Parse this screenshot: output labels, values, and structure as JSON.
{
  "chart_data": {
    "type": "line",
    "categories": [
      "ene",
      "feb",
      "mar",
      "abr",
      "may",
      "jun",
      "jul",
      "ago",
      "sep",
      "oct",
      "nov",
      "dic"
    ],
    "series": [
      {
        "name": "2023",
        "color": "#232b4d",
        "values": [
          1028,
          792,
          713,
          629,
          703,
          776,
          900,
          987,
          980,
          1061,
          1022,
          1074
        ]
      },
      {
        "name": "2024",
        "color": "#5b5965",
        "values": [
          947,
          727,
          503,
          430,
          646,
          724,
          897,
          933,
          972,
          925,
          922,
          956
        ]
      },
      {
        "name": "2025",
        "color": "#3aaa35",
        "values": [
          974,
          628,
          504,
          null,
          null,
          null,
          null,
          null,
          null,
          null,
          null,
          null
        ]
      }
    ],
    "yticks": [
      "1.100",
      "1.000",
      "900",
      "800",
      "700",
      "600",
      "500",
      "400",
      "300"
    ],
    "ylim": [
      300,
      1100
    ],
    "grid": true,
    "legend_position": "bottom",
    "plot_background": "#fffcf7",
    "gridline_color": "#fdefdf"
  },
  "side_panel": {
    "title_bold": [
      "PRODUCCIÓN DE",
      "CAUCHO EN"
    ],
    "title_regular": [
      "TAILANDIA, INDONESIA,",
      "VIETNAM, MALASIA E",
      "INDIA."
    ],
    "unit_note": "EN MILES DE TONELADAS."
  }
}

□ □ □ □ □ □ □

- **OBJECTIVE**:
All of the material must be reproduced exactly.

- **RESPONSE**:
Parse this screenshot: output labels, values, and structure as JSON.
{
  "chart_data": {
    "type": "line",
    "categories": [
      "ene",
      "feb",
      "mar",
      "abr",
      "may",
      "jun",
      "jul",
      "ago",
      "sep",
      "oct",
      "nov",
      "dic"
    ],
    "series": [
      {
        "name": "2023",
        "color": "#232b4d",
        "values": [
          1028,
          792,
          713,
          629,
          703,
          776,
          900,
          987,
          980,
          1061,
          1022,
          1074
        ]
      },
      {
        "name": "2024",
        "color": "#5b5965",
        "values": [
          947,
          727,
          503,
          430,
          646,
          724,
          897,
          933,
          972,
          925,
          922,
          956
        ]
      },
      {
        "name": "2025",
        "color": "#3aaa35",
        "values": [
          974,
          628,
          504,
          null,
          null,
          null,
          null,
          null,
          null,
          null,
          null,
          null
        ]
      }
    ],
    "yticks": [
      "1.100",
      "1.000",
      "900",
      "800",
      "700",
      "600",
      "500",
      "400",
      "300"
    ],
    "ylim": [
      300,
      1100
    ],
    "grid": true,
    "legend_position": "bottom",
    "plot_background": "#fffcf7",
    "gridline_color": "#fdefdf"
  },
  "side_panel": {
    "title_bold": [
      "PRODUCCIÓN DE",
      "CAUCHO EN"
    ],
    "title_regular": [
      "TAILANDIA, INDONESIA,",
      "VIETNAM, MALASIA E",
      "INDIA."
    ],
    "unit_note": "EN MILES DE TONELADAS."
  }
}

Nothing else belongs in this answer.